• [Exercise directions] Copy, from the entries below, each line where the word "color" can be found.

Items listed in a dataset:

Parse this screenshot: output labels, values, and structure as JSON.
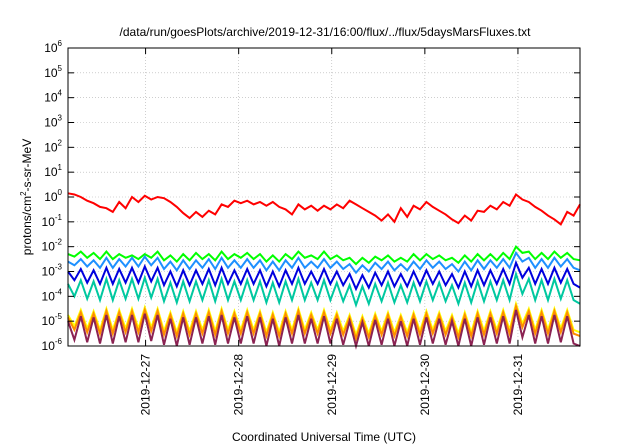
{
  "chart_data": {
    "type": "line",
    "title": "/data/run/goesPlots/archive/2019-12-31/16:00/flux/../flux/5daysMarsFluxes.txt",
    "xlabel": "Coordinated Universal Time (UTC)",
    "ylabel_prefix": "protons/cm",
    "ylabel_sup": "2",
    "ylabel_suffix": "-s-sr-MeV",
    "y_scale": "log",
    "ylim": [
      1e-06,
      1000000
    ],
    "y_ticks": [
      {
        "base": "10",
        "exp": "6",
        "value": 1000000
      },
      {
        "base": "10",
        "exp": "5",
        "value": 100000
      },
      {
        "base": "10",
        "exp": "4",
        "value": 10000
      },
      {
        "base": "10",
        "exp": "3",
        "value": 1000
      },
      {
        "base": "10",
        "exp": "2",
        "value": 100
      },
      {
        "base": "10",
        "exp": "1",
        "value": 10
      },
      {
        "base": "10",
        "exp": "0",
        "value": 1
      },
      {
        "base": "10",
        "exp": "-1",
        "value": 0.1
      },
      {
        "base": "10",
        "exp": "-2",
        "value": 0.01
      },
      {
        "base": "10",
        "exp": "-3",
        "value": 0.001
      },
      {
        "base": "10",
        "exp": "-4",
        "value": 0.0001
      },
      {
        "base": "10",
        "exp": "-5",
        "value": 1e-05
      },
      {
        "base": "10",
        "exp": "-6",
        "value": 1e-06
      }
    ],
    "xlim": [
      "2019-12-26T04:00",
      "2019-12-31T16:00"
    ],
    "x_ticks": [
      "2019-12-27",
      "2019-12-28",
      "2019-12-29",
      "2019-12-30",
      "2019-12-31"
    ],
    "grid": true,
    "legend": "none",
    "series": [
      {
        "color": "#ff0000",
        "values_log10": [
          0.15,
          0.1,
          0.0,
          -0.15,
          -0.25,
          -0.4,
          -0.45,
          -0.6,
          -0.2,
          -0.45,
          0.0,
          -0.2,
          0.05,
          -0.1,
          0.0,
          -0.05,
          -0.2,
          -0.4,
          -0.65,
          -0.85,
          -0.6,
          -0.8,
          -0.55,
          -0.7,
          -0.3,
          -0.4,
          -0.15,
          -0.25,
          -0.15,
          -0.3,
          -0.2,
          -0.35,
          -0.2,
          -0.4,
          -0.5,
          -0.7,
          -0.3,
          -0.5,
          -0.35,
          -0.55,
          -0.35,
          -0.5,
          -0.3,
          -0.45,
          -0.15,
          -0.3,
          -0.45,
          -0.6,
          -0.75,
          -0.95,
          -0.7,
          -1.0,
          -0.45,
          -0.8,
          -0.35,
          -0.5,
          -0.2,
          -0.4,
          -0.55,
          -0.7,
          -0.9,
          -1.05,
          -0.75,
          -0.95,
          -0.55,
          -0.6,
          -0.35,
          -0.5,
          -0.2,
          -0.35,
          0.1,
          -0.1,
          -0.2,
          -0.4,
          -0.55,
          -0.75,
          -0.9,
          -1.1,
          -0.6,
          -0.75,
          -0.3
        ]
      },
      {
        "color": "#00ff00",
        "values_log10": [
          -2.3,
          -2.4,
          -2.2,
          -2.45,
          -2.25,
          -2.5,
          -2.2,
          -2.5,
          -2.3,
          -2.45,
          -2.35,
          -2.5,
          -2.3,
          -2.45,
          -2.2,
          -2.55,
          -2.35,
          -2.6,
          -2.3,
          -2.55,
          -2.25,
          -2.5,
          -2.3,
          -2.55,
          -2.2,
          -2.5,
          -2.3,
          -2.45,
          -2.25,
          -2.5,
          -2.3,
          -2.6,
          -2.35,
          -2.6,
          -2.3,
          -2.5,
          -2.2,
          -2.45,
          -2.35,
          -2.5,
          -2.2,
          -2.5,
          -2.35,
          -2.55,
          -2.45,
          -2.7,
          -2.45,
          -2.65,
          -2.4,
          -2.55,
          -2.35,
          -2.6,
          -2.45,
          -2.6,
          -2.3,
          -2.55,
          -2.3,
          -2.5,
          -2.35,
          -2.55,
          -2.45,
          -2.65,
          -2.35,
          -2.6,
          -2.3,
          -2.55,
          -2.3,
          -2.55,
          -2.25,
          -2.5,
          -2.0,
          -2.25,
          -2.2,
          -2.5,
          -2.25,
          -2.5,
          -2.2,
          -2.45,
          -2.25,
          -2.5,
          -2.55
        ]
      },
      {
        "color": "#1e90ff",
        "values_log10": [
          -2.6,
          -2.75,
          -2.5,
          -2.8,
          -2.55,
          -2.85,
          -2.45,
          -2.85,
          -2.5,
          -2.8,
          -2.45,
          -2.8,
          -2.4,
          -2.75,
          -2.45,
          -2.9,
          -2.6,
          -2.95,
          -2.55,
          -2.9,
          -2.55,
          -2.85,
          -2.5,
          -2.9,
          -2.45,
          -2.85,
          -2.55,
          -2.85,
          -2.5,
          -2.85,
          -2.55,
          -2.95,
          -2.6,
          -2.95,
          -2.55,
          -2.85,
          -2.45,
          -2.85,
          -2.6,
          -2.85,
          -2.5,
          -2.85,
          -2.6,
          -2.9,
          -2.7,
          -3.05,
          -2.75,
          -3.0,
          -2.65,
          -2.9,
          -2.6,
          -2.95,
          -2.7,
          -2.95,
          -2.6,
          -2.9,
          -2.55,
          -2.85,
          -2.6,
          -2.9,
          -2.7,
          -3.0,
          -2.6,
          -2.95,
          -2.55,
          -2.9,
          -2.55,
          -2.85,
          -2.5,
          -2.85,
          -2.25,
          -2.6,
          -2.45,
          -2.85,
          -2.5,
          -2.85,
          -2.45,
          -2.8,
          -2.5,
          -2.85,
          -2.95
        ]
      },
      {
        "color": "#0000dd",
        "values_log10": [
          -3.0,
          -3.35,
          -2.9,
          -3.45,
          -2.95,
          -3.5,
          -2.85,
          -3.5,
          -2.9,
          -3.45,
          -2.85,
          -3.45,
          -2.8,
          -3.4,
          -2.85,
          -3.55,
          -3.0,
          -3.6,
          -2.95,
          -3.55,
          -2.95,
          -3.5,
          -2.9,
          -3.55,
          -2.85,
          -3.5,
          -2.95,
          -3.5,
          -2.9,
          -3.5,
          -2.95,
          -3.6,
          -3.0,
          -3.6,
          -2.95,
          -3.5,
          -2.85,
          -3.5,
          -3.0,
          -3.5,
          -2.9,
          -3.5,
          -3.0,
          -3.55,
          -3.1,
          -3.7,
          -3.15,
          -3.65,
          -3.05,
          -3.55,
          -3.0,
          -3.6,
          -3.1,
          -3.6,
          -3.0,
          -3.55,
          -2.95,
          -3.5,
          -3.0,
          -3.55,
          -3.1,
          -3.65,
          -3.0,
          -3.6,
          -2.95,
          -3.55,
          -2.95,
          -3.5,
          -2.9,
          -3.5,
          -2.65,
          -3.25,
          -2.85,
          -3.5,
          -2.9,
          -3.5,
          -2.85,
          -3.45,
          -2.9,
          -3.5,
          -3.65
        ]
      },
      {
        "color": "#00c8a0",
        "values_log10": [
          -3.5,
          -4.0,
          -3.35,
          -4.1,
          -3.4,
          -4.15,
          -3.3,
          -4.15,
          -3.35,
          -4.1,
          -3.3,
          -4.1,
          -3.25,
          -4.05,
          -3.3,
          -4.2,
          -3.45,
          -4.25,
          -3.4,
          -4.2,
          -3.4,
          -4.15,
          -3.35,
          -4.2,
          -3.3,
          -4.15,
          -3.4,
          -4.15,
          -3.35,
          -4.15,
          -3.4,
          -4.25,
          -3.45,
          -4.25,
          -3.4,
          -4.15,
          -3.3,
          -4.15,
          -3.45,
          -4.15,
          -3.35,
          -4.15,
          -3.45,
          -4.2,
          -3.55,
          -4.35,
          -3.6,
          -4.3,
          -3.5,
          -4.2,
          -3.45,
          -4.25,
          -3.55,
          -4.25,
          -3.45,
          -4.2,
          -3.4,
          -4.15,
          -3.45,
          -4.2,
          -3.55,
          -4.3,
          -3.45,
          -4.25,
          -3.4,
          -4.2,
          -3.4,
          -4.15,
          -3.35,
          -4.15,
          -3.1,
          -3.9,
          -3.3,
          -4.15,
          -3.35,
          -4.15,
          -3.3,
          -4.1,
          -3.35,
          -4.15,
          -4.3
        ]
      },
      {
        "color": "#ffff00",
        "values_log10": [
          -4.75,
          -5.2,
          -4.55,
          -5.3,
          -4.6,
          -5.35,
          -4.5,
          -5.35,
          -4.55,
          -5.3,
          -4.5,
          -5.3,
          -4.45,
          -5.25,
          -4.5,
          -5.4,
          -4.65,
          -5.45,
          -4.6,
          -5.4,
          -4.6,
          -5.35,
          -4.55,
          -5.4,
          -4.5,
          -5.35,
          -4.6,
          -5.35,
          -4.55,
          -5.35,
          -4.6,
          -5.45,
          -4.65,
          -5.45,
          -4.6,
          -5.35,
          -4.5,
          -5.35,
          -4.65,
          -5.35,
          -4.55,
          -5.35,
          -4.65,
          -5.4,
          -4.75,
          -5.55,
          -4.8,
          -5.5,
          -4.7,
          -5.4,
          -4.65,
          -5.45,
          -4.75,
          -5.45,
          -4.65,
          -5.4,
          -4.6,
          -5.35,
          -4.65,
          -5.4,
          -4.75,
          -5.5,
          -4.65,
          -5.45,
          -4.6,
          -5.4,
          -4.6,
          -5.35,
          -4.55,
          -5.35,
          -4.3,
          -5.1,
          -4.5,
          -5.35,
          -4.55,
          -5.35,
          -4.5,
          -5.3,
          -4.55,
          -5.35,
          -5.45
        ]
      },
      {
        "color": "#ff8c00",
        "values_log10": [
          -4.85,
          -5.35,
          -4.65,
          -5.45,
          -4.7,
          -5.5,
          -4.6,
          -5.5,
          -4.65,
          -5.45,
          -4.6,
          -5.45,
          -4.55,
          -5.4,
          -4.6,
          -5.55,
          -4.75,
          -5.6,
          -4.7,
          -5.55,
          -4.7,
          -5.5,
          -4.65,
          -5.55,
          -4.6,
          -5.5,
          -4.7,
          -5.5,
          -4.65,
          -5.5,
          -4.7,
          -5.6,
          -4.75,
          -5.6,
          -4.7,
          -5.5,
          -4.6,
          -5.5,
          -4.75,
          -5.5,
          -4.65,
          -5.5,
          -4.75,
          -5.55,
          -4.85,
          -5.7,
          -4.9,
          -5.65,
          -4.8,
          -5.55,
          -4.75,
          -5.6,
          -4.85,
          -5.6,
          -4.75,
          -5.55,
          -4.7,
          -5.5,
          -4.75,
          -5.55,
          -4.85,
          -5.65,
          -4.75,
          -5.6,
          -4.7,
          -5.55,
          -4.7,
          -5.5,
          -4.65,
          -5.5,
          -4.4,
          -5.25,
          -4.6,
          -5.5,
          -4.65,
          -5.5,
          -4.6,
          -5.45,
          -4.65,
          -5.5,
          -5.6
        ]
      },
      {
        "color": "#8b2252",
        "values_log10": [
          -5.0,
          -5.75,
          -4.8,
          -5.85,
          -4.85,
          -5.9,
          -4.75,
          -5.9,
          -4.8,
          -5.85,
          -4.75,
          -5.85,
          -4.7,
          -5.8,
          -4.75,
          -5.95,
          -4.9,
          -6.0,
          -4.85,
          -5.95,
          -4.85,
          -5.9,
          -4.8,
          -5.95,
          -4.75,
          -5.9,
          -4.85,
          -5.9,
          -4.8,
          -5.9,
          -4.85,
          -6.0,
          -4.9,
          -6.0,
          -4.85,
          -5.9,
          -4.75,
          -5.9,
          -4.9,
          -5.9,
          -4.8,
          -5.9,
          -4.9,
          -5.95,
          -5.0,
          -6.0,
          -5.05,
          -6.0,
          -4.95,
          -5.95,
          -4.9,
          -6.0,
          -5.0,
          -6.0,
          -4.9,
          -5.95,
          -4.85,
          -5.9,
          -4.9,
          -5.95,
          -5.0,
          -6.0,
          -4.9,
          -6.0,
          -4.85,
          -5.95,
          -4.85,
          -5.9,
          -4.8,
          -5.9,
          -4.55,
          -5.65,
          -4.75,
          -5.9,
          -4.8,
          -5.9,
          -4.75,
          -5.85,
          -4.8,
          -5.9,
          -6.0
        ]
      }
    ]
  }
}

• [Task output]
        "color": "#ff0000",
        "color": "#00ff00",
        "color": "#1e90ff",
        "color": "#0000dd",
        "color": "#00c8a0",
        "color": "#ffff00",
        "color": "#ff8c00",
        "color": "#8b2252",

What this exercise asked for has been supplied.